[start Given information]

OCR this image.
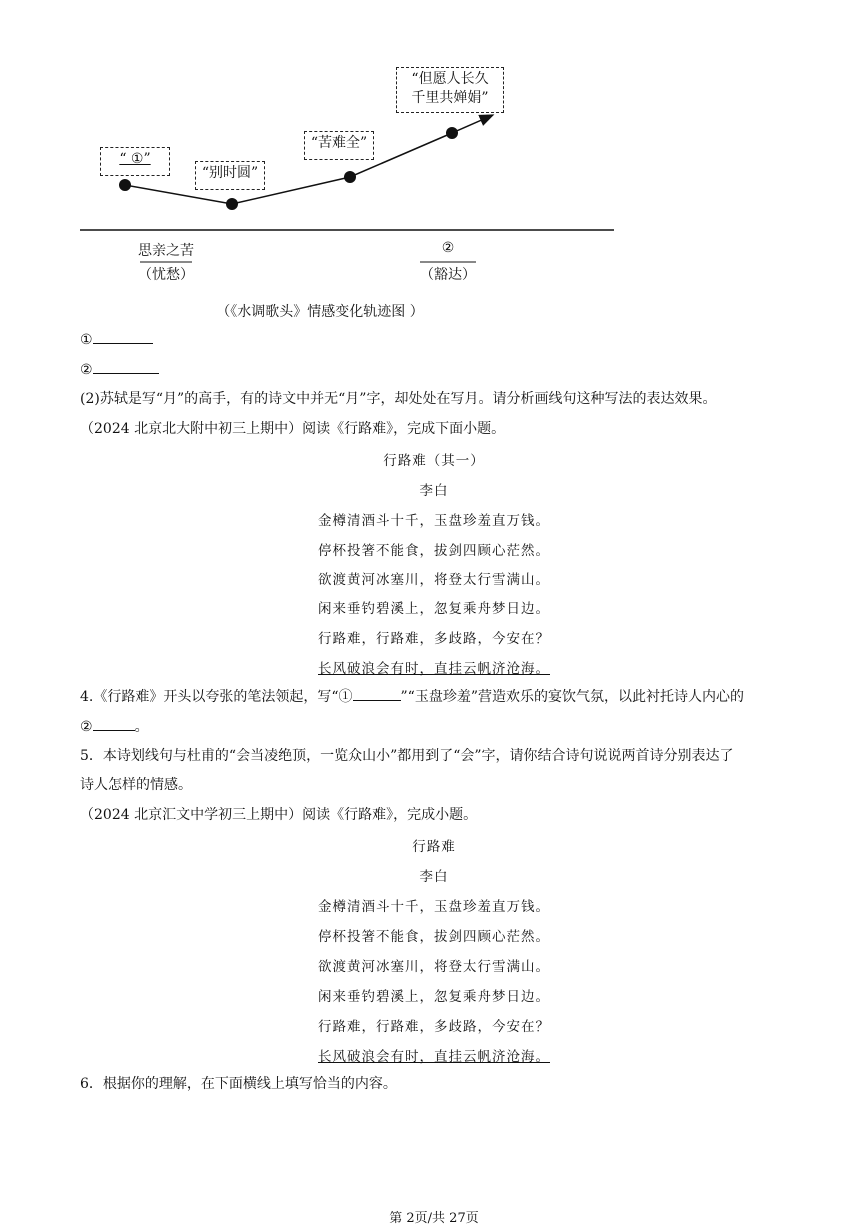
“ ①”
“别时圆”
“苦难全”
“但愿人长久
千里共婵娟”
思亲之苦
（忧愁）
②
（豁达）
（《水调歌头》情感变化轨迹图 ）
①
②
(2)苏轼是写“月”的高手，有的诗文中并无“月”字，却处处在写月。请分析画线句这种写法的表达效果。
（2024 北京北大附中初三上期中）阅读《行路难》，完成下面小题。
行路难（其一）
李白
金樽清酒斗十千，玉盘珍羞直万钱。
停杯投箸不能食，拔剑四顾心茫然。
欲渡黄河冰塞川，将登太行雪满山。
闲来垂钓碧溪上，忽复乘舟梦日边。
行路难，行路难，多歧路，今安在？
长风破浪会有时，直挂云帆济沧海。
4.《行路难》开头以夸张的笔法领起，写“①	”“玉盘珍羞”营造欢乐的宴饮气氛，以此衬托诗人内心的
②	。
5．本诗划线句与杜甫的“会当凌绝顶，一览众山小”都用到了“会”字，请你结合诗句说说两首诗分别表达了
诗人怎样的情感。
（2024 北京汇文中学初三上期中）阅读《行路难》，完成小题。
行路难
李白
金樽清酒斗十千，玉盘珍羞直万钱。
停杯投箸不能食，拔剑四顾心茫然。
欲渡黄河冰塞川，将登太行雪满山。
闲来垂钓碧溪上，忽复乘舟梦日边。
行路难，行路难，多歧路，今安在？
长风破浪会有时，直挂云帆济沧海。
6．根据你的理解，在下面横线上填写恰当的内容。
第 2页/共 27页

[end Given information]

Brief:
All of the material above should be reproduced exactly, except the pictures.

Solution to the problem:
OCR this image.
“ ①”
“别时圆”
“苦难全”
“但愿人长久
千里共婵娟”
思亲之苦
（忧愁）
②
（豁达）
（《水调歌头》情感变化轨迹图 ）
①
②
(2)苏轼是写“月”的高手，有的诗文中并无“月”字，却处处在写月。请分析画线句这种写法的表达效果。
（2024 北京北大附中初三上期中）阅读《行路难》，完成下面小题。
行路难（其一）
李白
金樽清酒斗十千，玉盘珍羞直万钱。
停杯投箸不能食，拔剑四顾心茫然。
欲渡黄河冰塞川，将登太行雪满山。
闲来垂钓碧溪上，忽复乘舟梦日边。
行路难，行路难，多歧路，今安在？
长风破浪会有时，直挂云帆济沧海。
4.《行路难》开头以夸张的笔法领起，写“①	”“玉盘珍羞”营造欢乐的宴饮气氛，以此衬托诗人内心的
②	。
5．本诗划线句与杜甫的“会当凌绝顶，一览众山小”都用到了“会”字，请你结合诗句说说两首诗分别表达了
诗人怎样的情感。
（2024 北京汇文中学初三上期中）阅读《行路难》，完成小题。
行路难
李白
金樽清酒斗十千，玉盘珍羞直万钱。
停杯投箸不能食，拔剑四顾心茫然。
欲渡黄河冰塞川，将登太行雪满山。
闲来垂钓碧溪上，忽复乘舟梦日边。
行路难，行路难，多歧路，今安在？
长风破浪会有时，直挂云帆济沧海。
6．根据你的理解，在下面横线上填写恰当的内容。
第 2页/共 27页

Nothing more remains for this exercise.